Dataset items

----------------------------------------

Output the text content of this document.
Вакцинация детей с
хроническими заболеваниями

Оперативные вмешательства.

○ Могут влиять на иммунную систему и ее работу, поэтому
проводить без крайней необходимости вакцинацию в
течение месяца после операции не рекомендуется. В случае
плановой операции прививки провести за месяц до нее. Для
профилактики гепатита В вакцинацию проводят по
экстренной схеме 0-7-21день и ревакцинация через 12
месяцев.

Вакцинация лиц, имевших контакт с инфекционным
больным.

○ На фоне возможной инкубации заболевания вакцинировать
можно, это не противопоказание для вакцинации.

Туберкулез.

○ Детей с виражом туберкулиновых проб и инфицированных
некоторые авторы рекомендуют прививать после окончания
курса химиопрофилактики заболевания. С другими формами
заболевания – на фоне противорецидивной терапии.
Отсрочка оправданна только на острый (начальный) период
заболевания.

----------------------------------------

* _PROBLEM STATEMENT_: Identify each line of the material where the word "операции" shows up, and copy it.

* _TASK RESULT_:
течение месяца после операции не рекомендуется. В случае
плановой операции прививки провести за месяц до нее. Для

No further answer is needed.